--- EXTRACTED MATERIAL ---
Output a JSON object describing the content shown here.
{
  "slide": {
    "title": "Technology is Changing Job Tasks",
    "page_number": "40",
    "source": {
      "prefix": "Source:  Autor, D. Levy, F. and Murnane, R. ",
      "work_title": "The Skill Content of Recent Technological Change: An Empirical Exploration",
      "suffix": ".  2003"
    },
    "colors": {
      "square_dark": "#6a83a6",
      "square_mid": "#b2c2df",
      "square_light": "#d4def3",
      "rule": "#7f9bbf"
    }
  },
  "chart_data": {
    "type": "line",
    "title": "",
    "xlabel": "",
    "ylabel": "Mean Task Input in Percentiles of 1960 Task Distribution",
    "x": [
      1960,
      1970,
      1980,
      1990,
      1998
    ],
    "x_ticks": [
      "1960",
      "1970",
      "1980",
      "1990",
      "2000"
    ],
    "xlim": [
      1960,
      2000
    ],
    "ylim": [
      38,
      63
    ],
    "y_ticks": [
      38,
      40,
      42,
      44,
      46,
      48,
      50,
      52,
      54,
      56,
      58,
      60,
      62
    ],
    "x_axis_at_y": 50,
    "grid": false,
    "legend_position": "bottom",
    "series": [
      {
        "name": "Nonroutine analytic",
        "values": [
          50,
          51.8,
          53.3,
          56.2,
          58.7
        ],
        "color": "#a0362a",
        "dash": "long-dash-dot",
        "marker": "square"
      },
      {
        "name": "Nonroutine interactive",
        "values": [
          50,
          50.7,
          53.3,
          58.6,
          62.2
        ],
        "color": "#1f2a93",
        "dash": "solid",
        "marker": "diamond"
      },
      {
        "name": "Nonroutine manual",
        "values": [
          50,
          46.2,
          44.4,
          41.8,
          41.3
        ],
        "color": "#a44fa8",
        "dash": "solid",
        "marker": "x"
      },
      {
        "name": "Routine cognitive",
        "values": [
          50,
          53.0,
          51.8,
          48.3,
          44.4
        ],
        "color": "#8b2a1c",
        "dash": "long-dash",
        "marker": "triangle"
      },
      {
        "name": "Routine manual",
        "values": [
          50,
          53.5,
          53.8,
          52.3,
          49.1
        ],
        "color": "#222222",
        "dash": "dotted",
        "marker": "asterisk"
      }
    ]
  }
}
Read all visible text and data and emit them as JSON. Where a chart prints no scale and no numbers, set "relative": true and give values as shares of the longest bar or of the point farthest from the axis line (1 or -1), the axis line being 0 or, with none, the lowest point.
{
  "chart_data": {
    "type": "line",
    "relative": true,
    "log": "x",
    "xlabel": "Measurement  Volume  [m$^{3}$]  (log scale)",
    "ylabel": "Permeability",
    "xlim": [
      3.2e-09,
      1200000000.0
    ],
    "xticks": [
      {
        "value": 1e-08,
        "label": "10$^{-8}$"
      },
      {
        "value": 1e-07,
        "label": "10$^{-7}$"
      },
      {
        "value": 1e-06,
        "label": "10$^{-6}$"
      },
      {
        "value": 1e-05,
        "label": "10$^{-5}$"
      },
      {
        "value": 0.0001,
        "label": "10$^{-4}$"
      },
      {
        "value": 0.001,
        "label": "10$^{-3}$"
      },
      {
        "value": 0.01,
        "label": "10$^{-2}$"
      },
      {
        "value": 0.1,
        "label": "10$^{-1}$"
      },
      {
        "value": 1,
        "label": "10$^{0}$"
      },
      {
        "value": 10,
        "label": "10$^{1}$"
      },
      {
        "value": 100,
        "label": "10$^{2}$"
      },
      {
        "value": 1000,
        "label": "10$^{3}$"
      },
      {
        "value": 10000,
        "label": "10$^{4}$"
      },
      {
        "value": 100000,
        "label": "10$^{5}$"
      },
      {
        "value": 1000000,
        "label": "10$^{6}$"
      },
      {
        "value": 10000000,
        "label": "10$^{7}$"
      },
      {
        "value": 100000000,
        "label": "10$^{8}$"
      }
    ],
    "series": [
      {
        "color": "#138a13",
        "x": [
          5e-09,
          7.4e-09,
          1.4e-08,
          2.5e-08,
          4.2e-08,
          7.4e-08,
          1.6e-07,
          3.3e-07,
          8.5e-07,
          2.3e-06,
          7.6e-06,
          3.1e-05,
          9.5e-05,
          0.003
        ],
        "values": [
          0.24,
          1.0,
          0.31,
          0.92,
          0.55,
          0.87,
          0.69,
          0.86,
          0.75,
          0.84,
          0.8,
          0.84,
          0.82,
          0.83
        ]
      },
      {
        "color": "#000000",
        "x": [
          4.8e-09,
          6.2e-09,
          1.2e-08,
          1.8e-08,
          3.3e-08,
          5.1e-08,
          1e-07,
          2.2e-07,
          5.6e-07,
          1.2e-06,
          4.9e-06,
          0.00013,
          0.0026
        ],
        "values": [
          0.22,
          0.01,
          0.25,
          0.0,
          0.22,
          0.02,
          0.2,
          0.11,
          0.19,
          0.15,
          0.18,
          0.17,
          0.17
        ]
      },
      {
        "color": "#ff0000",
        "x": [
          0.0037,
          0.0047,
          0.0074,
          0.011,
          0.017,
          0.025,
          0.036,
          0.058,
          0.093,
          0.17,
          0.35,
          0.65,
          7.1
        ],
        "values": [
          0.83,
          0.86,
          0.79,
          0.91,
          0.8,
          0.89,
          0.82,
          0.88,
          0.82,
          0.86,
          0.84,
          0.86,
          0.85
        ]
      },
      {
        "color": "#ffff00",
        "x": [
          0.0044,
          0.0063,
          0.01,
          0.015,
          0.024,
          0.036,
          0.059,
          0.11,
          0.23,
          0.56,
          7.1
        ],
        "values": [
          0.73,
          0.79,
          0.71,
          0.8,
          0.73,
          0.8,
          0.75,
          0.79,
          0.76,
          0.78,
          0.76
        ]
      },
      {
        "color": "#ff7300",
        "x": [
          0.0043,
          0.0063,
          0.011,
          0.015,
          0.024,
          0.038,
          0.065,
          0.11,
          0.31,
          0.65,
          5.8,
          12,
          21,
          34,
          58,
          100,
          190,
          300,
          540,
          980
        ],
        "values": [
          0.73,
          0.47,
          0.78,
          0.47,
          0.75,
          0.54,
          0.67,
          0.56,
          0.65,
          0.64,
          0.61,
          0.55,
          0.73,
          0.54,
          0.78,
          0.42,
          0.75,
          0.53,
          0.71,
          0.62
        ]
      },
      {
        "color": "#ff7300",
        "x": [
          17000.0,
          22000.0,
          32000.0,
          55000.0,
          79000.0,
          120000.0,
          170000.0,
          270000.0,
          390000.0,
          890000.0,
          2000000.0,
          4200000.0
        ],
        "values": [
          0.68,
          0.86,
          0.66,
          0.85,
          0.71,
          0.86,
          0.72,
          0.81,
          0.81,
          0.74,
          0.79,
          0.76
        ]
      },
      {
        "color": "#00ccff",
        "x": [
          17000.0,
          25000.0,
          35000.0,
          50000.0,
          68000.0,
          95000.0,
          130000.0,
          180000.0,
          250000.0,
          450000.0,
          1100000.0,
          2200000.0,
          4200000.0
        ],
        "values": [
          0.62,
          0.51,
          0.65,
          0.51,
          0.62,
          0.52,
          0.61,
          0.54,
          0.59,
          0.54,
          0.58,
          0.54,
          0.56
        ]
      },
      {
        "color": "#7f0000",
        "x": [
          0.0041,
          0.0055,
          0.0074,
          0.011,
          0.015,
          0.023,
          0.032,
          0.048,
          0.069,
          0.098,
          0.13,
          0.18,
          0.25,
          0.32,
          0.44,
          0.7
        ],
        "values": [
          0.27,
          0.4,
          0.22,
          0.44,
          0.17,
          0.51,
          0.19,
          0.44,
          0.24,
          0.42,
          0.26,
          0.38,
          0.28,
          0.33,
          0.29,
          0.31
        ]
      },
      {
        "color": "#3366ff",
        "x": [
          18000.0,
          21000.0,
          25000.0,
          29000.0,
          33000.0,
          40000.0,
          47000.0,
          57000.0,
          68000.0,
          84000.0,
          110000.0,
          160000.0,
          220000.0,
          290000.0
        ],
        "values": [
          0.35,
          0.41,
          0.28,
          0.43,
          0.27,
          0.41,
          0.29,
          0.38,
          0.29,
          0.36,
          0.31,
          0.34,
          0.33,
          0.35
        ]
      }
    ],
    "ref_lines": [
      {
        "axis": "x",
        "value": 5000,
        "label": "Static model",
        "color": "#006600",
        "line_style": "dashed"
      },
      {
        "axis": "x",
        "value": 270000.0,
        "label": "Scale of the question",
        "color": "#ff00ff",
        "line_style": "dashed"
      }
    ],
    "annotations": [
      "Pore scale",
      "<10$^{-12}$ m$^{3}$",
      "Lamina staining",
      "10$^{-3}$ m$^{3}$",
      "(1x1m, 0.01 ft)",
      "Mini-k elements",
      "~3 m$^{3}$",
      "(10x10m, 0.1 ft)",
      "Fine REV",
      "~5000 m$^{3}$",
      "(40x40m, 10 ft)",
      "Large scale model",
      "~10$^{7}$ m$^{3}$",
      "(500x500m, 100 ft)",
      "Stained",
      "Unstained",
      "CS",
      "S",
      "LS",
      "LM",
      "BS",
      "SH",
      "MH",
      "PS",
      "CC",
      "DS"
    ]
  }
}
---
TASK TO CARRY OUT: Which lines above hold the word "true"? Copy each of them.

FULL SOLUTION:
Read all visible text and data and emit them as JSON. Where a chart prints no scale and no numbers, set "relative": true and give values as shares of the longest bar or of the point farthest from the axis line (1 or -1), the axis line being 0 or, with none, the lowest point.
    "relative": true,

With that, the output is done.